=== What is needed ===
Copy the data below line for line, with no changes.

(Annotated element entries)
(begin)
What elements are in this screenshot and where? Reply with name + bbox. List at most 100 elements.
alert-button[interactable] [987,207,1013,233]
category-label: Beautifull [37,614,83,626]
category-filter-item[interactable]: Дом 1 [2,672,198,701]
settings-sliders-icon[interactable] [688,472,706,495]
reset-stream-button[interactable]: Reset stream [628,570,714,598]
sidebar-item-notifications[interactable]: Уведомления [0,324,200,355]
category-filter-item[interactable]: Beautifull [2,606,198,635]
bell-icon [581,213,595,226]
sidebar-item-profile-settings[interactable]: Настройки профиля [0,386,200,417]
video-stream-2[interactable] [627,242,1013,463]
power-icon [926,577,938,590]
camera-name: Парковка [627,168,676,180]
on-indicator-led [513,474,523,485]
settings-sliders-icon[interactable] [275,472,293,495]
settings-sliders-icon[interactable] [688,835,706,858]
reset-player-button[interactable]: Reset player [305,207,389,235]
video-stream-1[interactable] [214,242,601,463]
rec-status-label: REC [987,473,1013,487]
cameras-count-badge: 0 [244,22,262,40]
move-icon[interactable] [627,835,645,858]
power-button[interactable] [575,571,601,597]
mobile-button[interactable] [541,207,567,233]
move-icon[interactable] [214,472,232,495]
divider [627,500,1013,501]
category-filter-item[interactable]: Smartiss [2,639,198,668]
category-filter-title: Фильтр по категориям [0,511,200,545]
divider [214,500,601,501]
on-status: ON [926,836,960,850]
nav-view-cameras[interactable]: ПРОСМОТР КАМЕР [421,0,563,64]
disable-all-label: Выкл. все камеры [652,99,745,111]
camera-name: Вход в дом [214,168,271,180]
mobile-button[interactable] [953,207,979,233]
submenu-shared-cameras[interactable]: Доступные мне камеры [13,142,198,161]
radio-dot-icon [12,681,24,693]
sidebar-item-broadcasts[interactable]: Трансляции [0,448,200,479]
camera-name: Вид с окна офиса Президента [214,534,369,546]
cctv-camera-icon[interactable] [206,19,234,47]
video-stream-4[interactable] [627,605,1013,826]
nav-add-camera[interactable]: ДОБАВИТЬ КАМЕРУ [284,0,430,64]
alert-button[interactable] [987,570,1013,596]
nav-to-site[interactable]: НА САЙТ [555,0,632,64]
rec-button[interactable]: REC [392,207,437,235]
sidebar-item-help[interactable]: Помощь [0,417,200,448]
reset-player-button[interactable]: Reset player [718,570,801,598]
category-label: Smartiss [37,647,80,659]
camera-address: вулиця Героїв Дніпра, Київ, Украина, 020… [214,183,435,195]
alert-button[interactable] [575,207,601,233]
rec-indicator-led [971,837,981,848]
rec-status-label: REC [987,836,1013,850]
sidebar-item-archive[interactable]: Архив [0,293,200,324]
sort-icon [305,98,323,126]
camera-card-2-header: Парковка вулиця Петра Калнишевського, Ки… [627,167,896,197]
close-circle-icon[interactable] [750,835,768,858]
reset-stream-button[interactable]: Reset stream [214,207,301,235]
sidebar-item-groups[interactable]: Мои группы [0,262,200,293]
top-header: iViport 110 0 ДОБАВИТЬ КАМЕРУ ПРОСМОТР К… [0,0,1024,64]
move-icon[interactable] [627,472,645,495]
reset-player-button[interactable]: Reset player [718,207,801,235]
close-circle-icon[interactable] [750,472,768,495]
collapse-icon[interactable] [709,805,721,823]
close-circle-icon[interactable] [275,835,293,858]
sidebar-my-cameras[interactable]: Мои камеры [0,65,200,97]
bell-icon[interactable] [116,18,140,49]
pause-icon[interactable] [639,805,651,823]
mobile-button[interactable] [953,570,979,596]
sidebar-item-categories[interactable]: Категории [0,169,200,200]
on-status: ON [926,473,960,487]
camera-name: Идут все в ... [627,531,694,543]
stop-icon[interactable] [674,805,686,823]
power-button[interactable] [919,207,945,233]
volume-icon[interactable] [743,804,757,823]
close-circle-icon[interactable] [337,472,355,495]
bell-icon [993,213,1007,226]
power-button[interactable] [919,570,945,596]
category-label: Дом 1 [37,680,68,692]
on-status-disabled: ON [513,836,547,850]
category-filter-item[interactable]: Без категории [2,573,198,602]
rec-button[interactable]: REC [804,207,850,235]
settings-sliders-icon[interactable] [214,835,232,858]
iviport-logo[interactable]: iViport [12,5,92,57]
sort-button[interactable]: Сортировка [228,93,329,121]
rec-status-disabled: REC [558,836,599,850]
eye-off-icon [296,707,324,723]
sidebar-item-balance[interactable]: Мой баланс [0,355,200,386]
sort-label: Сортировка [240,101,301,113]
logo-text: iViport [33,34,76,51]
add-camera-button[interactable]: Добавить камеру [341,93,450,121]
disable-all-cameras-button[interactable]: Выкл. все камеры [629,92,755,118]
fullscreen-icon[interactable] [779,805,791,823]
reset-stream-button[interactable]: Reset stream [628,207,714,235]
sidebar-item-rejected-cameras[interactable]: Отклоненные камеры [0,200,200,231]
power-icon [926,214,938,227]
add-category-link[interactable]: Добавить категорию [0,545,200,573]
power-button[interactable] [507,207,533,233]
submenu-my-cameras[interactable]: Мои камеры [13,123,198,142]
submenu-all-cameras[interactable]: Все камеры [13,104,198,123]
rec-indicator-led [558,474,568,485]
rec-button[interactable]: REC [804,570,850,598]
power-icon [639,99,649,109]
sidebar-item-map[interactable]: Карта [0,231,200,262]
(end)
=== Full solution ===
What elements are in this screenshot and where? Reply with name + bbox. List at most 100 elements.
alert-button[interactable] [987,207,1013,233]
category-label: Beautifull [37,614,83,626]
category-filter-item[interactable]: Дом 1 [2,672,198,701]
settings-sliders-icon[interactable] [688,472,706,495]
reset-stream-button[interactable]: Reset stream [628,570,714,598]
sidebar-item-notifications[interactable]: Уведомления [0,324,200,355]
category-filter-item[interactable]: Beautifull [2,606,198,635]
bell-icon [581,213,595,226]
sidebar-item-profile-settings[interactable]: Настройки профиля [0,386,200,417]
video-stream-2[interactable] [627,242,1013,463]
power-icon [926,577,938,590]
camera-name: Парковка [627,168,676,180]
on-indicator-led [513,474,523,485]
settings-sliders-icon[interactable] [275,472,293,495]
settings-sliders-icon[interactable] [688,835,706,858]
reset-player-button[interactable]: Reset player [305,207,389,235]
video-stream-1[interactable] [214,242,601,463]
rec-status-label: REC [987,473,1013,487]
cameras-count-badge: 0 [244,22,262,40]
move-icon[interactable] [627,835,645,858]
power-button[interactable] [575,571,601,597]
mobile-button[interactable] [541,207,567,233]
move-icon[interactable] [214,472,232,495]
divider [627,500,1013,501]
category-filter-item[interactable]: Smartiss [2,639,198,668]
category-filter-title: Фильтр по категориям [0,511,200,545]
divider [214,500,601,501]
on-status: ON [926,836,960,850]
nav-view-cameras[interactable]: ПРОСМОТР КАМЕР [421,0,563,64]
disable-all-label: Выкл. все камеры [652,99,745,111]
camera-name: Вход в дом [214,168,271,180]
mobile-button[interactable] [953,207,979,233]
submenu-shared-cameras[interactable]: Доступные мне камеры [13,142,198,161]
radio-dot-icon [12,681,24,693]
sidebar-item-broadcasts[interactable]: Трансляции [0,448,200,479]
camera-name: Вид с окна офиса Президента [214,534,369,546]
cctv-camera-icon[interactable] [206,19,234,47]
video-stream-4[interactable] [627,605,1013,826]
nav-add-camera[interactable]: ДОБАВИТЬ КАМЕРУ [284,0,430,64]
alert-button[interactable] [987,570,1013,596]
nav-to-site[interactable]: НА САЙТ [555,0,632,64]
rec-button[interactable]: REC [392,207,437,235]
sidebar-item-help[interactable]: Помощь [0,417,200,448]
reset-player-button[interactable]: Reset player [718,570,801,598]
category-label: Smartiss [37,647,80,659]
camera-address: вулиця Героїв Дніпра, Київ, Украина, 020… [214,183,435,195]
alert-button[interactable] [575,207,601,233]
rec-indicator-led [971,837,981,848]
rec-status-label: REC [987,836,1013,850]
sidebar-item-archive[interactable]: Архив [0,293,200,324]
sort-icon [305,98,323,126]
camera-card-2-header: Парковка вулиця Петра Калнишевського, Ки… [627,167,896,197]
close-circle-icon[interactable] [750,835,768,858]
reset-stream-button[interactable]: Reset stream [214,207,301,235]
sidebar-item-groups[interactable]: Мои группы [0,262,200,293]
top-header: iViport 110 0 ДОБАВИТЬ КАМЕРУ ПРОСМОТР К… [0,0,1024,64]
move-icon[interactable] [627,472,645,495]
reset-player-button[interactable]: Reset player [718,207,801,235]
close-circle-icon[interactable] [750,472,768,495]
collapse-icon[interactable] [709,805,721,823]
close-circle-icon[interactable] [275,835,293,858]
sidebar-my-cameras[interactable]: Мои камеры [0,65,200,97]
bell-icon[interactable] [116,18,140,49]
pause-icon[interactable] [639,805,651,823]
mobile-button[interactable] [953,570,979,596]
sidebar-item-categories[interactable]: Категории [0,169,200,200]
on-status: ON [926,473,960,487]
camera-name: Идут все в ... [627,531,694,543]
stop-icon[interactable] [674,805,686,823]
power-button[interactable] [919,207,945,233]
volume-icon[interactable] [743,804,757,823]
close-circle-icon[interactable] [337,472,355,495]
bell-icon [993,213,1007,226]
power-button[interactable] [919,570,945,596]
category-label: Дом 1 [37,680,68,692]
on-status-disabled: ON [513,836,547,850]
category-filter-item[interactable]: Без категории [2,573,198,602]
rec-button[interactable]: REC [804,207,850,235]
settings-sliders-icon[interactable] [214,835,232,858]
iviport-logo[interactable]: iViport [12,5,92,57]
sort-button[interactable]: Сортировка [228,93,329,121]
rec-status-disabled: REC [558,836,599,850]
eye-off-icon [296,707,324,723]
sidebar-item-balance[interactable]: Мой баланс [0,355,200,386]
sort-label: Сортировка [240,101,301,113]
logo-text: iViport [33,34,76,51]
add-camera-button[interactable]: Добавить камеру [341,93,450,121]
disable-all-cameras-button[interactable]: Выкл. все камеры [629,92,755,118]
fullscreen-icon[interactable] [779,805,791,823]
reset-stream-button[interactable]: Reset stream [628,207,714,235]
sidebar-item-rejected-cameras[interactable]: Отклоненные камеры [0,200,200,231]
power-icon [926,214,938,227]
add-category-link[interactable]: Добавить категорию [0,545,200,573]
power-button[interactable] [507,207,533,233]
submenu-my-cameras[interactable]: Мои камеры [13,123,198,142]
submenu-all-cameras[interactable]: Все камеры [13,104,198,123]
rec-indicator-led [558,474,568,485]
rec-button[interactable]: REC [804,570,850,598]
power-icon [639,99,649,109]
sidebar-item-map[interactable]: Карта [0,231,200,262]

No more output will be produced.